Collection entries
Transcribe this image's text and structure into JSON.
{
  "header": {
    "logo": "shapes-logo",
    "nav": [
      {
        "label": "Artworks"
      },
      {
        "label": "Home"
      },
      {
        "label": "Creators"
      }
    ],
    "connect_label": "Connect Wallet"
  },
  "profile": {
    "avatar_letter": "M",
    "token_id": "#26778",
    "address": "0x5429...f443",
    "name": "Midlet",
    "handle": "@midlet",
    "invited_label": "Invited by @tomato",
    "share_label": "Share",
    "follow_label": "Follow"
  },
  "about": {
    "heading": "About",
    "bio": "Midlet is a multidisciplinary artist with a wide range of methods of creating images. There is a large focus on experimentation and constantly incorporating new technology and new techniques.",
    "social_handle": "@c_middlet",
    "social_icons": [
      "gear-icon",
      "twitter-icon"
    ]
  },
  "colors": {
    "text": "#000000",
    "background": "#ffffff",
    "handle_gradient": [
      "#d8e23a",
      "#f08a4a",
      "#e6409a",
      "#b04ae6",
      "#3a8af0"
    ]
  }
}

* * *

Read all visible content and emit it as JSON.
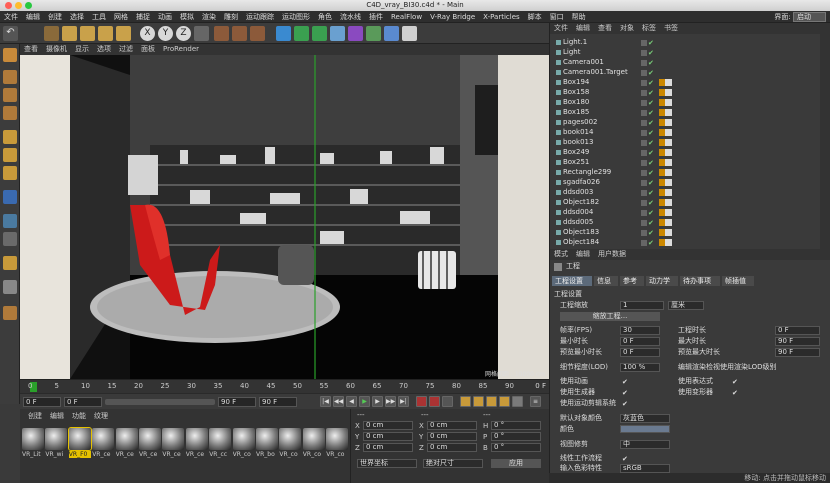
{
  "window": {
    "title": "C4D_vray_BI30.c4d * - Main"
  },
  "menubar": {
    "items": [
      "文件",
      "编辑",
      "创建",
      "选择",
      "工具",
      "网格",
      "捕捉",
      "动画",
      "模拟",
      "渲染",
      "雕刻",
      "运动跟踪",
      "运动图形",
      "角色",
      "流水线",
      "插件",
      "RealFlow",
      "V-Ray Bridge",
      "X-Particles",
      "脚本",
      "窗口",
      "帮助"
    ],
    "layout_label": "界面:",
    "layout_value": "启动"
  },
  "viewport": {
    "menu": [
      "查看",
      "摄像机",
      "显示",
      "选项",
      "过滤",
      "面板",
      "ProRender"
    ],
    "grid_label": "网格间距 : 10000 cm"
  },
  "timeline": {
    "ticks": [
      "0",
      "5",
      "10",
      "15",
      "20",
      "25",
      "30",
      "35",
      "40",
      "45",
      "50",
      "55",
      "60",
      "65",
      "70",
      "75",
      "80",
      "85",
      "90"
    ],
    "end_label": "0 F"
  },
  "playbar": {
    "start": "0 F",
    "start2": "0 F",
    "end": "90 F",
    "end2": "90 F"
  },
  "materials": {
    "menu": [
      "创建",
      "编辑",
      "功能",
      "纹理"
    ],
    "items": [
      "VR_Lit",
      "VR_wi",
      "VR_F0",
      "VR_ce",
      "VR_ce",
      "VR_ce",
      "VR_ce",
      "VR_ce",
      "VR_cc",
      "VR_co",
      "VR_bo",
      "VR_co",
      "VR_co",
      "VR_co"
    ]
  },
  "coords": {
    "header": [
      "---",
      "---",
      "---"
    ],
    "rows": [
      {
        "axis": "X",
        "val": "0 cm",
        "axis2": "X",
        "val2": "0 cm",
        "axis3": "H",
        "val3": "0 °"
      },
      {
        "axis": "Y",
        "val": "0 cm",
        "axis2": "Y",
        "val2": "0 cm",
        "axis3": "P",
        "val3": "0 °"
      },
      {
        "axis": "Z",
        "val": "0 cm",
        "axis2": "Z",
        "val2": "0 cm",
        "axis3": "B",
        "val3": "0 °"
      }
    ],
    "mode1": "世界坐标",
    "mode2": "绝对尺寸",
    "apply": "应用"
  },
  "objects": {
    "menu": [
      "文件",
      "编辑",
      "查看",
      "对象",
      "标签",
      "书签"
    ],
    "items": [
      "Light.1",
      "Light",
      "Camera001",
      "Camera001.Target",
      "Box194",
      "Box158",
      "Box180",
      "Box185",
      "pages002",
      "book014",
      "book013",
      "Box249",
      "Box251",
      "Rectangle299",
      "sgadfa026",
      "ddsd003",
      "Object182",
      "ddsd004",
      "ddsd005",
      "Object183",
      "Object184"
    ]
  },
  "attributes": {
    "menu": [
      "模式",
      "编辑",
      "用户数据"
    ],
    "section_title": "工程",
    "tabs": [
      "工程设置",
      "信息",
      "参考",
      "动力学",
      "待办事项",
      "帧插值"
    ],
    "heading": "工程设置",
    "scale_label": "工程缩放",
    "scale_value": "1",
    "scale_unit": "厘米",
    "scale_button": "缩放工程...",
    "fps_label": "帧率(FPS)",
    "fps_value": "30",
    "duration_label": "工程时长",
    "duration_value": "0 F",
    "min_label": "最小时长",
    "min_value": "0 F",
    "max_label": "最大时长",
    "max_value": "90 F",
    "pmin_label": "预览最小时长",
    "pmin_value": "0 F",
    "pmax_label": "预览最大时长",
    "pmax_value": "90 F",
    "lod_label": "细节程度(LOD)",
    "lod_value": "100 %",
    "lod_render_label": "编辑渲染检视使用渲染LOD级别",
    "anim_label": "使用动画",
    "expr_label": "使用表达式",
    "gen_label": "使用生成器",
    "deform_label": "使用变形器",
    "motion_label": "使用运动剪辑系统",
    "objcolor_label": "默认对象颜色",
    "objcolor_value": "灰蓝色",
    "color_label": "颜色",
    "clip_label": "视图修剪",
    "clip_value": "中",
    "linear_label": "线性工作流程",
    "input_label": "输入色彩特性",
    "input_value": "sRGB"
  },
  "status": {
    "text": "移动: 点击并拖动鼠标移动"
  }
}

--

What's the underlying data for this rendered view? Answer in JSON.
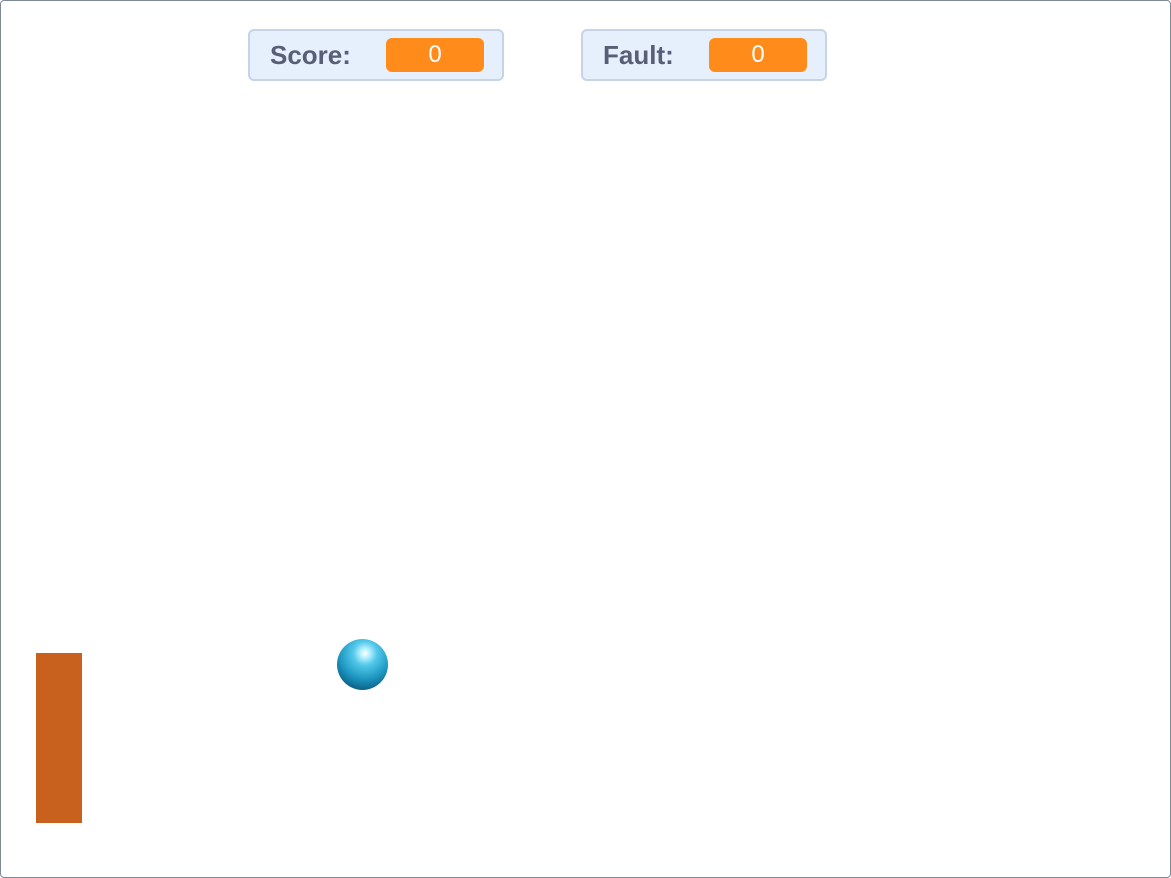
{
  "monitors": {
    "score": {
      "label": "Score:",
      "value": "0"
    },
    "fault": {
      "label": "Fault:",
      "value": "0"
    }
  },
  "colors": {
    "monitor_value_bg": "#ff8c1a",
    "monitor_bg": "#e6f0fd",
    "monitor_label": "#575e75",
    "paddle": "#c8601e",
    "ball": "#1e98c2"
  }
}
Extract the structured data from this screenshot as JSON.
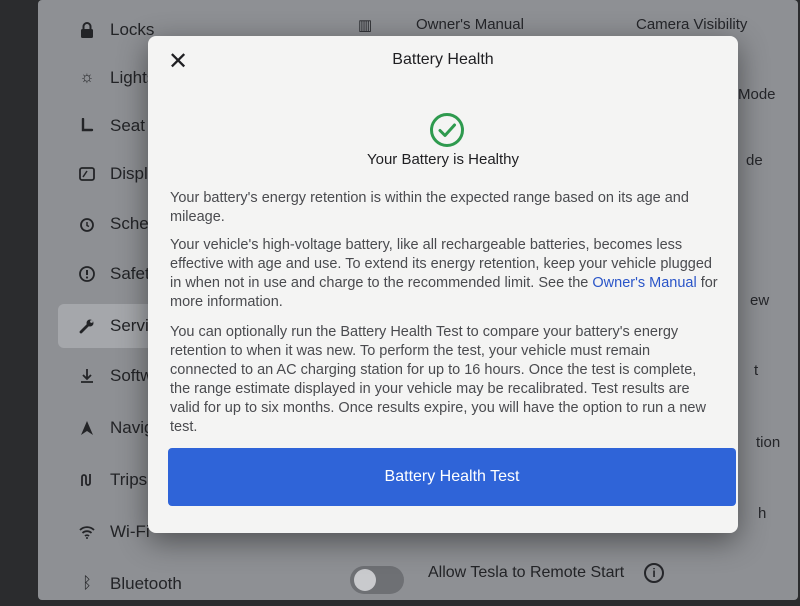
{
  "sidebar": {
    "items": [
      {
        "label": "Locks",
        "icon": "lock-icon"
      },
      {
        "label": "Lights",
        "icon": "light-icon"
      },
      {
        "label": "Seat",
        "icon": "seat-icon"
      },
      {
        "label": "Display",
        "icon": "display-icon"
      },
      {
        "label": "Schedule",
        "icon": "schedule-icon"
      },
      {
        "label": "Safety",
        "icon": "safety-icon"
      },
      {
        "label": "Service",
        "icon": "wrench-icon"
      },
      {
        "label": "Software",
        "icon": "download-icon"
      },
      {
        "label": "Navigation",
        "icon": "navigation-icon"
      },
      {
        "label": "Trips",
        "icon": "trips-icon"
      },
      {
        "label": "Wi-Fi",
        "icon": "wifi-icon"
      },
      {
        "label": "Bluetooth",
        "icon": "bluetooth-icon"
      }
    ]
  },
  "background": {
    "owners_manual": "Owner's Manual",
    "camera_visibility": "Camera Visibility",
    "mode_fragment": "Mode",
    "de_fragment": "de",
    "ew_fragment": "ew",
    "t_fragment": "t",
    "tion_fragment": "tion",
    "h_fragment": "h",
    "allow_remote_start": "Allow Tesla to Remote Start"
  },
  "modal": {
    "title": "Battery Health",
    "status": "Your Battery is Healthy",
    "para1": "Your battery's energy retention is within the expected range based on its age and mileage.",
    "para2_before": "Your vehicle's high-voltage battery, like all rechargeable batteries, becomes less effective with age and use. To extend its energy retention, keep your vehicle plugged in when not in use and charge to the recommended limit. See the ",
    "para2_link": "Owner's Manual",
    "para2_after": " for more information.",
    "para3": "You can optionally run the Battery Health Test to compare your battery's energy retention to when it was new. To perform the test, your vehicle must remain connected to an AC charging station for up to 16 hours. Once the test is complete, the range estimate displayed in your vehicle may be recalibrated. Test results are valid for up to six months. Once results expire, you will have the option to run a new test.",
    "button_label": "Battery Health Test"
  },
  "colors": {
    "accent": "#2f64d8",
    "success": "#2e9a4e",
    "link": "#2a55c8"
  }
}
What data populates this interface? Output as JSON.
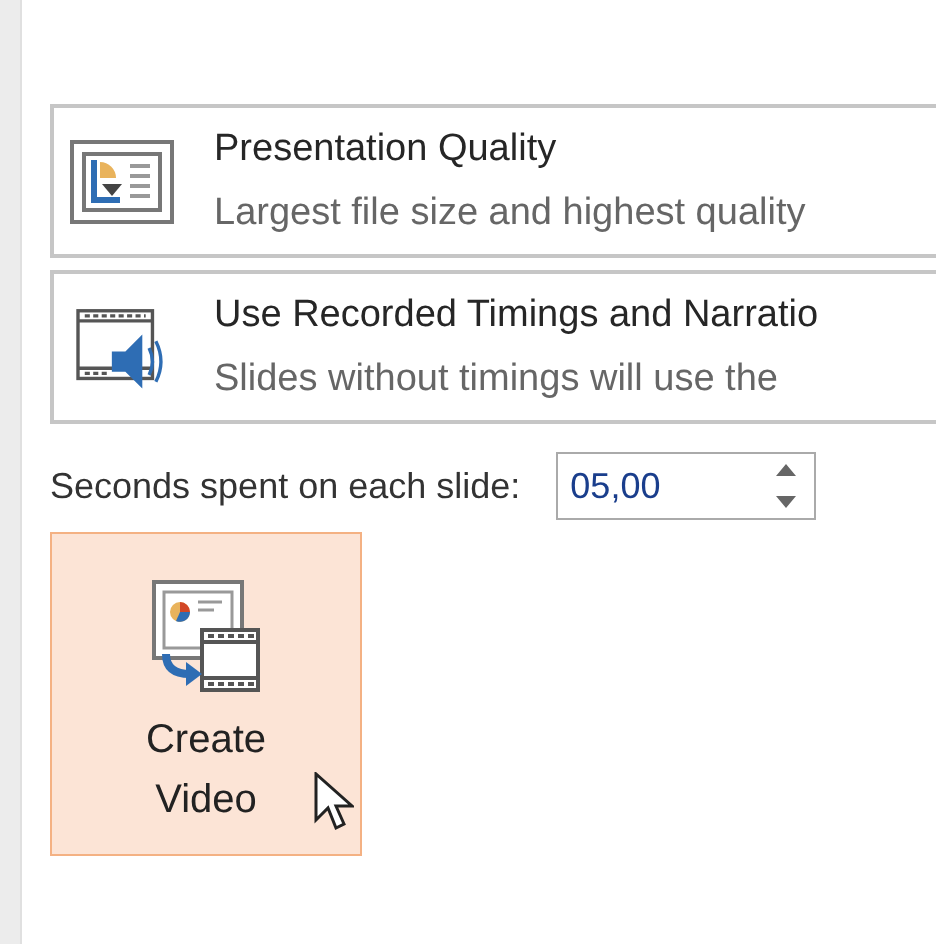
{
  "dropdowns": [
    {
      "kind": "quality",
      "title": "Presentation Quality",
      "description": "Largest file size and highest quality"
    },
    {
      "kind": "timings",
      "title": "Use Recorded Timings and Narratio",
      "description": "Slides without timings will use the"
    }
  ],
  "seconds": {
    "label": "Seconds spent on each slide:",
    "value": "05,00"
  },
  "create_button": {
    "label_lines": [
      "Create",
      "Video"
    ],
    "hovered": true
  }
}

» **Written task**
From the records above, report the count of lines containing "range" and nothing more.

» **Solution to this exercise**
3